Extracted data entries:

+++

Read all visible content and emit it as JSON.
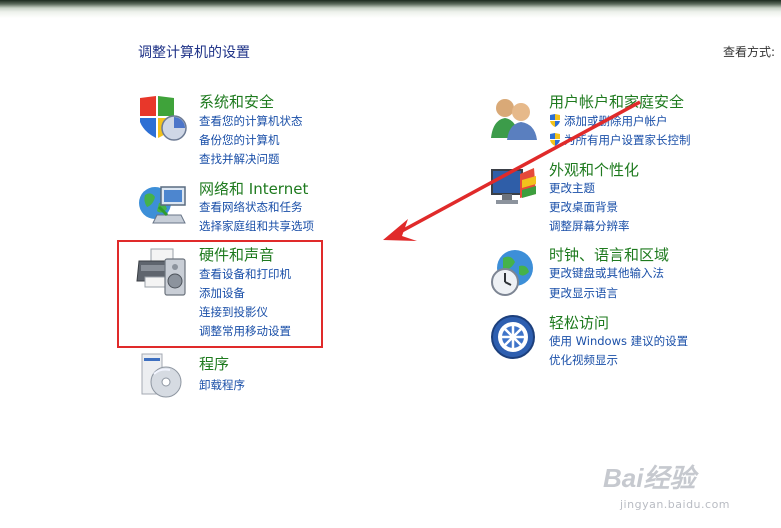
{
  "header": {
    "title": "调整计算机的设置",
    "view_by_label": "查看方式:"
  },
  "categories": {
    "system_security": {
      "title": "系统和安全",
      "links": [
        "查看您的计算机状态",
        "备份您的计算机",
        "查找并解决问题"
      ]
    },
    "network": {
      "title": "网络和 Internet",
      "links": [
        "查看网络状态和任务",
        "选择家庭组和共享选项"
      ]
    },
    "hardware_sound": {
      "title": "硬件和声音",
      "links": [
        "查看设备和打印机",
        "添加设备",
        "连接到投影仪",
        "调整常用移动设置"
      ]
    },
    "programs": {
      "title": "程序",
      "links": [
        "卸载程序"
      ]
    },
    "user_accounts": {
      "title": "用户帐户和家庭安全",
      "links": [
        "添加或删除用户帐户",
        "为所有用户设置家长控制"
      ]
    },
    "appearance": {
      "title": "外观和个性化",
      "links": [
        "更改主题",
        "更改桌面背景",
        "调整屏幕分辨率"
      ]
    },
    "clock_language": {
      "title": "时钟、语言和区域",
      "links": [
        "更改键盘或其他输入法",
        "更改显示语言"
      ]
    },
    "ease_of_access": {
      "title": "轻松访问",
      "links": [
        "使用 Windows 建议的设置",
        "优化视频显示"
      ]
    }
  },
  "annotations": {
    "highlight_color": "#e02a2a",
    "arrow_color": "#e02a2a"
  },
  "watermark": {
    "logo": "Bai经验",
    "url": "jingyan.baidu.com"
  },
  "colors": {
    "category_title": "#1e7a1e",
    "link": "#1a4fa8",
    "page_title": "#1e3287"
  }
}
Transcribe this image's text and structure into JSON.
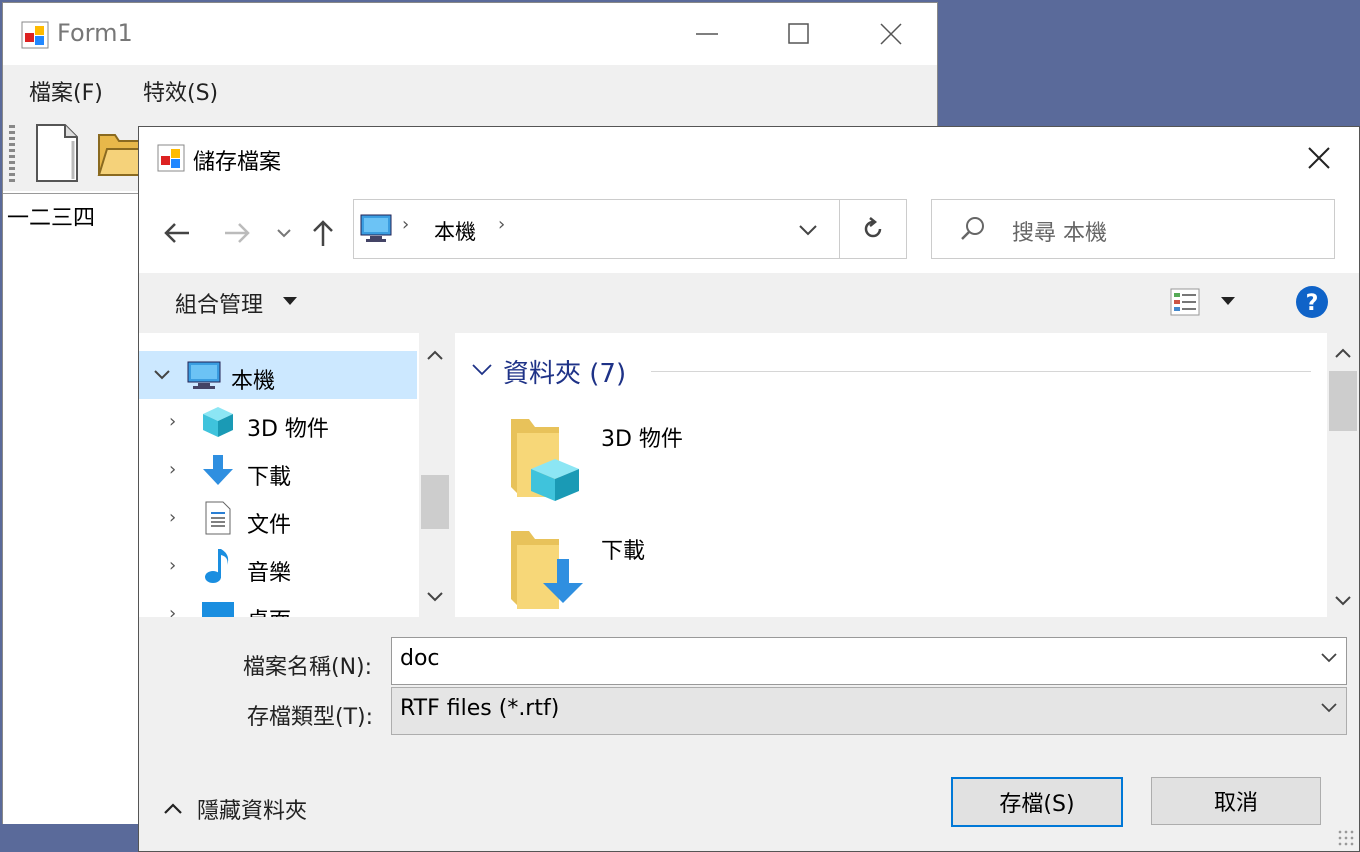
{
  "form1": {
    "title": "Form1",
    "menu": [
      "檔案(F)",
      "特效(S)"
    ],
    "richtext_content": "一二三四"
  },
  "dialog": {
    "title": "儲存檔案",
    "address": {
      "location": "本機"
    },
    "search": {
      "placeholder": "搜尋 本機"
    },
    "organize_label": "組合管理",
    "tree": [
      {
        "label": "本機",
        "icon": "computer-icon",
        "expanded": true,
        "selected": true
      },
      {
        "label": "3D 物件",
        "icon": "3d-objects-icon"
      },
      {
        "label": "下載",
        "icon": "download-icon"
      },
      {
        "label": "文件",
        "icon": "document-icon"
      },
      {
        "label": "音樂",
        "icon": "music-icon"
      },
      {
        "label": "桌面",
        "icon": "desktop-icon"
      }
    ],
    "group_header": "資料夾 (7)",
    "folders": [
      {
        "label": "3D 物件",
        "icon": "3d-objects-folder-icon"
      },
      {
        "label": "下載",
        "icon": "download-folder-icon"
      }
    ],
    "filename_label": "檔案名稱(N):",
    "filename_value": "doc",
    "filetype_label": "存檔類型(T):",
    "filetype_value": "RTF files (*.rtf)",
    "hide_folders_label": "隱藏資料夾",
    "save_label": "存檔(S)",
    "cancel_label": "取消"
  },
  "colors": {
    "accent": "#0078d7",
    "selection": "#cce8ff",
    "desktop": "#5a6a9a",
    "group_header": "#1e3287"
  }
}
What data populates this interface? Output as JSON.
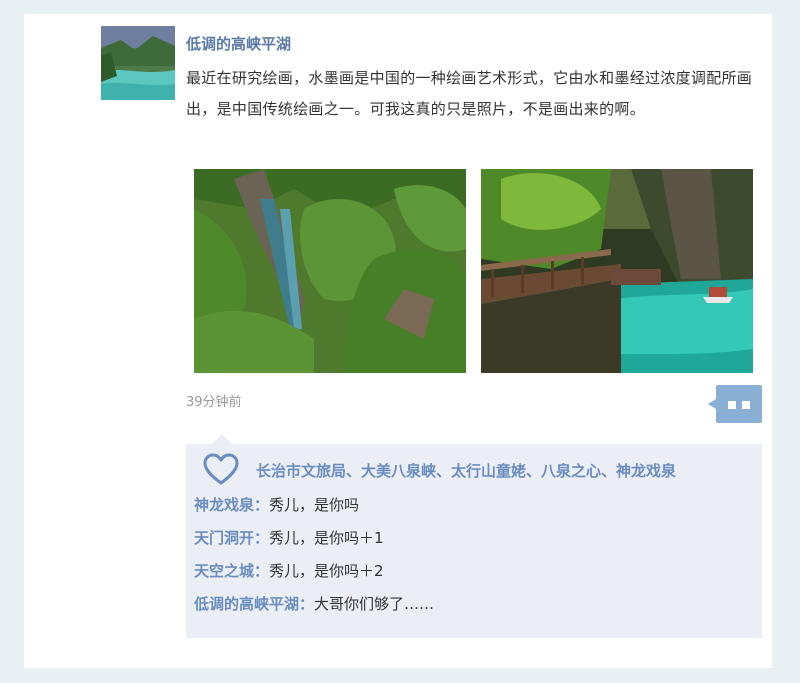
{
  "post": {
    "author": "低调的高峡平湖",
    "content": "最近在研究绘画，水墨画是中国的一种绘画艺术形式，它由水和墨经过浓度调配所画出，是中国传统绘画之一。可我这真的只是照片，不是画出来的啊。",
    "time": "39分钟前"
  },
  "likes": {
    "icon": "heart-outline-icon",
    "names": "长治市文旅局、大美八泉峡、太行山童姥、八泉之心、神龙戏泉"
  },
  "comments": [
    {
      "name": "神龙戏泉",
      "sep": "：",
      "text": "秀儿，是你吗"
    },
    {
      "name": "天门洞开",
      "sep": "：",
      "text": "秀儿，是你吗＋1"
    },
    {
      "name": "天空之城",
      "sep": "：",
      "text": "秀儿，是你吗＋2"
    },
    {
      "name": "低调的高峡平湖",
      "sep": "：",
      "text": "大哥你们够了……"
    }
  ],
  "colors": {
    "accent": "#5a7ba8",
    "comment_button": "#8aafd4",
    "reply_background": "#eceef6"
  }
}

+++

Print the whole listing above once more, word for word, without its pictures.

* [Written solution]
Read all visible content and emit it as JSON.
{
  "header": {
    "title": "调整计算机的设置",
    "view_by_label": "查看方式:"
  },
  "categories": {
    "system_security": {
      "title": "系统和安全",
      "links": [
        "查看您的计算机状态",
        "备份您的计算机",
        "查找并解决问题"
      ]
    },
    "network": {
      "title": "网络和 Internet",
      "links": [
        "查看网络状态和任务",
        "选择家庭组和共享选项"
      ]
    },
    "hardware_sound": {
      "title": "硬件和声音",
      "links": [
        "查看设备和打印机",
        "添加设备",
        "连接到投影仪",
        "调整常用移动设置"
      ]
    },
    "programs": {
      "title": "程序",
      "links": [
        "卸载程序"
      ]
    },
    "user_accounts": {
      "title": "用户帐户和家庭安全",
      "links": [
        "添加或删除用户帐户",
        "为所有用户设置家长控制"
      ]
    },
    "appearance": {
      "title": "外观和个性化",
      "links": [
        "更改主题",
        "更改桌面背景",
        "调整屏幕分辨率"
      ]
    },
    "clock_language": {
      "title": "时钟、语言和区域",
      "links": [
        "更改键盘或其他输入法",
        "更改显示语言"
      ]
    },
    "ease_of_access": {
      "title": "轻松访问",
      "links": [
        "使用 Windows 建议的设置",
        "优化视频显示"
      ]
    }
  },
  "annotations": {
    "highlight_color": "#e02a2a",
    "arrow_color": "#e02a2a"
  },
  "watermark": {
    "logo": "Bai经验",
    "url": "jingyan.baidu.com"
  },
  "colors": {
    "category_title": "#1e7a1e",
    "link": "#1a4fa8",
    "page_title": "#1e3287"
  }
}
Transcribe this image's text and structure into JSON.
{
  "form1": {
    "title": "Form1",
    "menu": [
      "檔案(F)",
      "特效(S)"
    ],
    "richtext_content": "一二三四"
  },
  "dialog": {
    "title": "儲存檔案",
    "address": {
      "location": "本機"
    },
    "search": {
      "placeholder": "搜尋 本機"
    },
    "organize_label": "組合管理",
    "tree": [
      {
        "label": "本機",
        "icon": "computer-icon",
        "expanded": true,
        "selected": true
      },
      {
        "label": "3D 物件",
        "icon": "3d-objects-icon"
      },
      {
        "label": "下載",
        "icon": "download-icon"
      },
      {
        "label": "文件",
        "icon": "document-icon"
      },
      {
        "label": "音樂",
        "icon": "music-icon"
      },
      {
        "label": "桌面",
        "icon": "desktop-icon"
      }
    ],
    "group_header": "資料夾 (7)",
    "folders": [
      {
        "label": "3D 物件",
        "icon": "3d-objects-folder-icon"
      },
      {
        "label": "下載",
        "icon": "download-folder-icon"
      }
    ],
    "filename_label": "檔案名稱(N):",
    "filename_value": "doc",
    "filetype_label": "存檔類型(T):",
    "filetype_value": "RTF files (*.rtf)",
    "hide_folders_label": "隱藏資料夾",
    "save_label": "存檔(S)",
    "cancel_label": "取消"
  },
  "colors": {
    "accent": "#0078d7",
    "selection": "#cce8ff",
    "desktop": "#5a6a9a",
    "group_header": "#1e3287"
  }
}
What data populates this interface? Output as JSON.
{
  "post": {
    "author": "低调的高峡平湖",
    "content": "最近在研究绘画，水墨画是中国的一种绘画艺术形式，它由水和墨经过浓度调配所画出，是中国传统绘画之一。可我这真的只是照片，不是画出来的啊。",
    "time": "39分钟前"
  },
  "likes": {
    "icon": "heart-outline-icon",
    "names": "长治市文旅局、大美八泉峡、太行山童姥、八泉之心、神龙戏泉"
  },
  "comments": [
    {
      "name": "神龙戏泉",
      "sep": "：",
      "text": "秀儿，是你吗"
    },
    {
      "name": "天门洞开",
      "sep": "：",
      "text": "秀儿，是你吗＋1"
    },
    {
      "name": "天空之城",
      "sep": "：",
      "text": "秀儿，是你吗＋2"
    },
    {
      "name": "低调的高峡平湖",
      "sep": "：",
      "text": "大哥你们够了……"
    }
  ],
  "colors": {
    "accent": "#5a7ba8",
    "comment_button": "#8aafd4",
    "reply_background": "#eceef6"
  }
}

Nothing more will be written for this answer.